Given task:
Print all records exactly, leaving nothing out.

Dataset records:
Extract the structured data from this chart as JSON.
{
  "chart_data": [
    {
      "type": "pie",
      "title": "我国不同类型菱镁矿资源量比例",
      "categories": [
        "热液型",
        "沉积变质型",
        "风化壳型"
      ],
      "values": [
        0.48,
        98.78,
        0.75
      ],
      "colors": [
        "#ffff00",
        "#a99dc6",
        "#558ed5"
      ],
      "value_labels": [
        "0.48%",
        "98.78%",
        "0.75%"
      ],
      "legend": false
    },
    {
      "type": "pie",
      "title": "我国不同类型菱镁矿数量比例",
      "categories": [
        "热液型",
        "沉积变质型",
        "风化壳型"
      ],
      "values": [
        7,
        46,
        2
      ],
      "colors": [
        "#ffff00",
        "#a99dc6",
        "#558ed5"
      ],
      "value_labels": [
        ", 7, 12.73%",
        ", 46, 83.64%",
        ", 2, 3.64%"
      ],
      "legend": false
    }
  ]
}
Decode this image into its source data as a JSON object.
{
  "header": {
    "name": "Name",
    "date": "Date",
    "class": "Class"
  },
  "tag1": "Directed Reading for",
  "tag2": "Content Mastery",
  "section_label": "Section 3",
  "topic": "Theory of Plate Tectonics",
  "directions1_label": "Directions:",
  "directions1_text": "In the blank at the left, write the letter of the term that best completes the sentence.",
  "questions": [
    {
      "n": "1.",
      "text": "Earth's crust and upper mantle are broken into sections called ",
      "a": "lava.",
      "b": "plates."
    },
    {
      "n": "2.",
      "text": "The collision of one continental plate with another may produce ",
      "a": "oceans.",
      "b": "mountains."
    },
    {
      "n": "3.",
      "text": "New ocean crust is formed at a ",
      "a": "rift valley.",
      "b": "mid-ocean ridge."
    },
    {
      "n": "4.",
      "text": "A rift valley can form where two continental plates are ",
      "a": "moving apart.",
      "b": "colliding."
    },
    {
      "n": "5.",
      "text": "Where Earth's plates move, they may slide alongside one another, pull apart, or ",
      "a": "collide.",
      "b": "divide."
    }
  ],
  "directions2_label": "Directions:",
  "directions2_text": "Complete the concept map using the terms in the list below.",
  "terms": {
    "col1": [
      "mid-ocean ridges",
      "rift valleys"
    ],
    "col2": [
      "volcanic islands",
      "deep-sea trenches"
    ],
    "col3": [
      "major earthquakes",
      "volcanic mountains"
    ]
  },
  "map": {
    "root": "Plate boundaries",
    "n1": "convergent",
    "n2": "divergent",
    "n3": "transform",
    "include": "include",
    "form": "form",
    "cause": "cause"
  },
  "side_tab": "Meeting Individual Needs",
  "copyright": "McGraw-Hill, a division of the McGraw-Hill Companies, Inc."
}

Complete output:
Extract the structured data from this chart as JSON.
{
  "chart_data": [
    {
      "type": "pie",
      "title": "我国不同类型菱镁矿资源量比例",
      "categories": [
        "热液型",
        "沉积变质型",
        "风化壳型"
      ],
      "values": [
        0.48,
        98.78,
        0.75
      ],
      "colors": [
        "#ffff00",
        "#a99dc6",
        "#558ed5"
      ],
      "value_labels": [
        "0.48%",
        "98.78%",
        "0.75%"
      ],
      "legend": false
    },
    {
      "type": "pie",
      "title": "我国不同类型菱镁矿数量比例",
      "categories": [
        "热液型",
        "沉积变质型",
        "风化壳型"
      ],
      "values": [
        7,
        46,
        2
      ],
      "colors": [
        "#ffff00",
        "#a99dc6",
        "#558ed5"
      ],
      "value_labels": [
        ", 7, 12.73%",
        ", 46, 83.64%",
        ", 2, 3.64%"
      ],
      "legend": false
    }
  ]
}
Decode this image into its source data as a JSON object.
{
  "header": {
    "name": "Name",
    "date": "Date",
    "class": "Class"
  },
  "tag1": "Directed Reading for",
  "tag2": "Content Mastery",
  "section_label": "Section 3",
  "topic": "Theory of Plate Tectonics",
  "directions1_label": "Directions:",
  "directions1_text": "In the blank at the left, write the letter of the term that best completes the sentence.",
  "questions": [
    {
      "n": "1.",
      "text": "Earth's crust and upper mantle are broken into sections called ",
      "a": "lava.",
      "b": "plates."
    },
    {
      "n": "2.",
      "text": "The collision of one continental plate with another may produce ",
      "a": "oceans.",
      "b": "mountains."
    },
    {
      "n": "3.",
      "text": "New ocean crust is formed at a ",
      "a": "rift valley.",
      "b": "mid-ocean ridge."
    },
    {
      "n": "4.",
      "text": "A rift valley can form where two continental plates are ",
      "a": "moving apart.",
      "b": "colliding."
    },
    {
      "n": "5.",
      "text": "Where Earth's plates move, they may slide alongside one another, pull apart, or ",
      "a": "collide.",
      "b": "divide."
    }
  ],
  "directions2_label": "Directions:",
  "directions2_text": "Complete the concept map using the terms in the list below.",
  "terms": {
    "col1": [
      "mid-ocean ridges",
      "rift valleys"
    ],
    "col2": [
      "volcanic islands",
      "deep-sea trenches"
    ],
    "col3": [
      "major earthquakes",
      "volcanic mountains"
    ]
  },
  "map": {
    "root": "Plate boundaries",
    "n1": "convergent",
    "n2": "divergent",
    "n3": "transform",
    "include": "include",
    "form": "form",
    "cause": "cause"
  },
  "side_tab": "Meeting Individual Needs",
  "copyright": "McGraw-Hill, a division of the McGraw-Hill Companies, Inc."
}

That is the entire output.